# Task requirements
Scan the records for the string "agendas"; copy each line where it occurs.

------------------------------------------------------------------------

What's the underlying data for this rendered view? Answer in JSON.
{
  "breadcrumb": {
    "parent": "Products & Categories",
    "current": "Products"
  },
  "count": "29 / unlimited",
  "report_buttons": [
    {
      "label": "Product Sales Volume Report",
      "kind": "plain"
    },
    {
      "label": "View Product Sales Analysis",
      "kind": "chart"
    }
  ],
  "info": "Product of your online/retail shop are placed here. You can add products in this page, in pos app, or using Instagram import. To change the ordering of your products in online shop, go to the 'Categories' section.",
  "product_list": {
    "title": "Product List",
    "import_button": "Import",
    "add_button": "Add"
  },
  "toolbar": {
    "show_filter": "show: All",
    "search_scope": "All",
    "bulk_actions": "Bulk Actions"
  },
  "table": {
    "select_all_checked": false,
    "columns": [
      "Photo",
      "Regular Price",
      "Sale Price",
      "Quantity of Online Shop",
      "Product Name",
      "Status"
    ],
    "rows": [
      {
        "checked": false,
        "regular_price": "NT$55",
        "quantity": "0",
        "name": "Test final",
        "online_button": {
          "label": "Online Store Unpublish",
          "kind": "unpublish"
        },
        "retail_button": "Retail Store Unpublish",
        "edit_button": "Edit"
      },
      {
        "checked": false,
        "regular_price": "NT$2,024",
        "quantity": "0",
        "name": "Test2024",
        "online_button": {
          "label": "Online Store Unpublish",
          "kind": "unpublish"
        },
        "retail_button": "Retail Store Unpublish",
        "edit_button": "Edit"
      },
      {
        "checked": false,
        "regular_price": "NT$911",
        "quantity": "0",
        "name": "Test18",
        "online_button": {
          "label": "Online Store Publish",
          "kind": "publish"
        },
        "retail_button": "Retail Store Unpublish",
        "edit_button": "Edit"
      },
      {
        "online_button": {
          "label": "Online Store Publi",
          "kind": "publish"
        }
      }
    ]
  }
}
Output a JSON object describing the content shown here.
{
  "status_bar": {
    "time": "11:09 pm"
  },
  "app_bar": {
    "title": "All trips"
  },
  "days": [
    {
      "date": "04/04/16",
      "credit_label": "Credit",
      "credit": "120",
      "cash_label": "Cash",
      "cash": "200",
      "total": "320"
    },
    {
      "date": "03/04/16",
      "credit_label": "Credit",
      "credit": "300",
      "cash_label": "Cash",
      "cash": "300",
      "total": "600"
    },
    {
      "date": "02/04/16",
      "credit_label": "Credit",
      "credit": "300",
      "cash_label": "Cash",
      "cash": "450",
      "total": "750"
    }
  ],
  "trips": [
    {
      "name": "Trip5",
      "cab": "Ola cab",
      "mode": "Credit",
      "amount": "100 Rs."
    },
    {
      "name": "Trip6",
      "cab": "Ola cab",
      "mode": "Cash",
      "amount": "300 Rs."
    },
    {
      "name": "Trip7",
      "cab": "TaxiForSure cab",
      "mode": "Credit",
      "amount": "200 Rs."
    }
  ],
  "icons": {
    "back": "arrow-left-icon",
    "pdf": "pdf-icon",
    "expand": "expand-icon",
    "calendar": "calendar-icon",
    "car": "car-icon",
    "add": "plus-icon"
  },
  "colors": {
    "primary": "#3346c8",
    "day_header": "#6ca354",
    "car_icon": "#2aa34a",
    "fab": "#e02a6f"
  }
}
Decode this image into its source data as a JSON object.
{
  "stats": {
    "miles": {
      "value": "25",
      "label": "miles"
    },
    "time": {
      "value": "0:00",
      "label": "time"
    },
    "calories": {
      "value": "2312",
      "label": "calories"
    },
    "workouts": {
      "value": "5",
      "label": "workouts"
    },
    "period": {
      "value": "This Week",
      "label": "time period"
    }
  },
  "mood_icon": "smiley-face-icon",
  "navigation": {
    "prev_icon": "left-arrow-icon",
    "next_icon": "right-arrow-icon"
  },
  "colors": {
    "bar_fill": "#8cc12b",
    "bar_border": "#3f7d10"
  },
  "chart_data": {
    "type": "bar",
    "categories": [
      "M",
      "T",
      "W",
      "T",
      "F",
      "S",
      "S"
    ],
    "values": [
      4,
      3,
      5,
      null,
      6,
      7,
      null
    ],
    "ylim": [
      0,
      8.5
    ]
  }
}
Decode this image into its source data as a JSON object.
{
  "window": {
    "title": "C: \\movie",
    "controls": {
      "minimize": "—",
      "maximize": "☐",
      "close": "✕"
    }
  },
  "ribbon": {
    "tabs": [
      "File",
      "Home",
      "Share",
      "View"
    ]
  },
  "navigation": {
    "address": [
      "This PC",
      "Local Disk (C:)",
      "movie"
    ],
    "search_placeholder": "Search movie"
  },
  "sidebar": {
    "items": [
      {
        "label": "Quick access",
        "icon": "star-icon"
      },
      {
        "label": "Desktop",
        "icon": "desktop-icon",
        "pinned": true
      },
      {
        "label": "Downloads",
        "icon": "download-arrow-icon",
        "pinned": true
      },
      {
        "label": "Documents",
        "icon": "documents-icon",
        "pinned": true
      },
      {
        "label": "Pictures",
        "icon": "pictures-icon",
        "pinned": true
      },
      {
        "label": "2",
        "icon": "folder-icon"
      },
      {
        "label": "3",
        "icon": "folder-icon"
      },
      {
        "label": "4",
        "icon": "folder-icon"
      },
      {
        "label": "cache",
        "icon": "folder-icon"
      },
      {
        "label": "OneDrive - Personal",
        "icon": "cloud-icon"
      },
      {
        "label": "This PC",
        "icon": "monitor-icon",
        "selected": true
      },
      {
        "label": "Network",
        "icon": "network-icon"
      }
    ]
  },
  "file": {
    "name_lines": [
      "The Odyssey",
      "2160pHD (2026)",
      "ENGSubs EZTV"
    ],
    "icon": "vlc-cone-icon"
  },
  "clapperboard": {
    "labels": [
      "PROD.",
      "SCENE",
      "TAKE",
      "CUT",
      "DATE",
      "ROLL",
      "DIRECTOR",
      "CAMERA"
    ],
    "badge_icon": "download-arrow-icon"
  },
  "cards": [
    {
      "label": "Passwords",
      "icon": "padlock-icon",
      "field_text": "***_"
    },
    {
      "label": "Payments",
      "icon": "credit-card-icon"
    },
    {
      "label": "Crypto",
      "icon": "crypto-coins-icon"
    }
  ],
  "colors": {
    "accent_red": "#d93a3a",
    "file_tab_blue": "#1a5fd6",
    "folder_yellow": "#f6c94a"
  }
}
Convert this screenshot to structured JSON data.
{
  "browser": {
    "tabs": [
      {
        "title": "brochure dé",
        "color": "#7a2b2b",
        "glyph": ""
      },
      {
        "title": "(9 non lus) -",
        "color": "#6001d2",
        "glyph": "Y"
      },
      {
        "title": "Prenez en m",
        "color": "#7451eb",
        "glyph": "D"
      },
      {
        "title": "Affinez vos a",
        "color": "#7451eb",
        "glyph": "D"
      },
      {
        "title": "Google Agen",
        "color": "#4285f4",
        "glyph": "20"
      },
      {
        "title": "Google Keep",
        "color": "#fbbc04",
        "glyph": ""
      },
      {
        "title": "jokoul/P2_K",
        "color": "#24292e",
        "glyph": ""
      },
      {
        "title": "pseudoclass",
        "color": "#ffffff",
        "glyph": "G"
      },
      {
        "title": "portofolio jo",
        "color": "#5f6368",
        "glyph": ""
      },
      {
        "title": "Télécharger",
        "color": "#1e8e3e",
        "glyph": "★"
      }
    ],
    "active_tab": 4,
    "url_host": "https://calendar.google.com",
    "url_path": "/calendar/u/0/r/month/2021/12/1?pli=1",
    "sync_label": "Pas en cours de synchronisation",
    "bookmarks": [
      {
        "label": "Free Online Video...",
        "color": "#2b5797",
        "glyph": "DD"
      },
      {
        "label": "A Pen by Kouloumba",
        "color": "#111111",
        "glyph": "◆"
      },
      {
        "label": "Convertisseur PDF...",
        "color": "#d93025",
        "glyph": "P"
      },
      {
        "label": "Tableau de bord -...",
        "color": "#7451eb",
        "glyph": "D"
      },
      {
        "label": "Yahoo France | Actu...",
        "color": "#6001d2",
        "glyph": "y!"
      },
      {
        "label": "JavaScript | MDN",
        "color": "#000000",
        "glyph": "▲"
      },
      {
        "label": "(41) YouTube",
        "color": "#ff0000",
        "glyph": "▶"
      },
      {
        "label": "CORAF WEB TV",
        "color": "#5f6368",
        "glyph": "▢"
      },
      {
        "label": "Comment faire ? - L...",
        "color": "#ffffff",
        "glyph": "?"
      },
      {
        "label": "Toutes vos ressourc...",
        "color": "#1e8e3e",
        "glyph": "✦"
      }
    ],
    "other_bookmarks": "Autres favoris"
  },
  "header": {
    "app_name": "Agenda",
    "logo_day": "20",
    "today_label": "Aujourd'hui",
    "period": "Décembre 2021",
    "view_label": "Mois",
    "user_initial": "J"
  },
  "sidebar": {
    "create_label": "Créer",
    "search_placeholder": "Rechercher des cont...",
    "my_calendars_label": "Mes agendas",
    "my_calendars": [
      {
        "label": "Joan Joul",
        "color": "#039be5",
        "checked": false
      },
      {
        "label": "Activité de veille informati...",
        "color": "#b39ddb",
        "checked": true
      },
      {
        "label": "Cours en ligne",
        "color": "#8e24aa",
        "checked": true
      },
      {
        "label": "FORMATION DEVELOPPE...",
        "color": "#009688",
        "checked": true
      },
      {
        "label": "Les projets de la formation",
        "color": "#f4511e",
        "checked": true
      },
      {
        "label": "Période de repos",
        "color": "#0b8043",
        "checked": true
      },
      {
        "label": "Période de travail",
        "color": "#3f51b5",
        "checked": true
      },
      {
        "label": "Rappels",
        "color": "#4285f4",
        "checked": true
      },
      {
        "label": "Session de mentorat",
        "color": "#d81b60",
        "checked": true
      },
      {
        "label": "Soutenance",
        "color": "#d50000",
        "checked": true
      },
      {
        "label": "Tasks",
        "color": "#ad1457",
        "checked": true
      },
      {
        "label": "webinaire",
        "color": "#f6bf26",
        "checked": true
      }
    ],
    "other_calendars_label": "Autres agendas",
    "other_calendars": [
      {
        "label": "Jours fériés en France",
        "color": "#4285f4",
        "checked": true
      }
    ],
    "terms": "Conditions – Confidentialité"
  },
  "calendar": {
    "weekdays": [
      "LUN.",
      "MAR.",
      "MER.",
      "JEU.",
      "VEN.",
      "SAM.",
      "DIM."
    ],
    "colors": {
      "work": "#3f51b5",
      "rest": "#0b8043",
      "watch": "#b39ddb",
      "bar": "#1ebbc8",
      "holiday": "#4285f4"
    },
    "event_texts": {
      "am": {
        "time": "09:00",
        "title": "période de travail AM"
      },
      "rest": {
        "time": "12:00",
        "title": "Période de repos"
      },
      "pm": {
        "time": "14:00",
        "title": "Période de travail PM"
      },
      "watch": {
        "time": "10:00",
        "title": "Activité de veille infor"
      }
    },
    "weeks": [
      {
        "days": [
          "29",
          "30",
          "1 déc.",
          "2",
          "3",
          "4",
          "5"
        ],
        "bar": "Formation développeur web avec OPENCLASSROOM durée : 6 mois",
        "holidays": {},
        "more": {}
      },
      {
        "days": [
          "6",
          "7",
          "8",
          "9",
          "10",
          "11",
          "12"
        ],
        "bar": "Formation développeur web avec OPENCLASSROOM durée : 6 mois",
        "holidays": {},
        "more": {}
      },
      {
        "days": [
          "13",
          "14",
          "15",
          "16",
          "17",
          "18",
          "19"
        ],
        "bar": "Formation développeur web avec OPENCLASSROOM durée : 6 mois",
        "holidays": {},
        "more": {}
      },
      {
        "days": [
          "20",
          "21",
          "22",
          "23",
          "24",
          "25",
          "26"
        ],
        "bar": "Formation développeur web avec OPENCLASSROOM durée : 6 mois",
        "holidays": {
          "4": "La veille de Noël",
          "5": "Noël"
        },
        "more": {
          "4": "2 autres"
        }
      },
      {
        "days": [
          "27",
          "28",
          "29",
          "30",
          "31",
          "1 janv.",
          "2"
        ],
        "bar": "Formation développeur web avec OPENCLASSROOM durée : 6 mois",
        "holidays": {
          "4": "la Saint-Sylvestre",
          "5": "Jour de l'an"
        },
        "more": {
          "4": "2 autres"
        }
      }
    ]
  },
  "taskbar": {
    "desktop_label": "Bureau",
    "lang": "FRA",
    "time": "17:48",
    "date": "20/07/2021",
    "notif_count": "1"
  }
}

------------------------------------------------------------------------

# Task solution
    "my_calendars_label": "Mes agendas",
    "other_calendars_label": "Autres agendas",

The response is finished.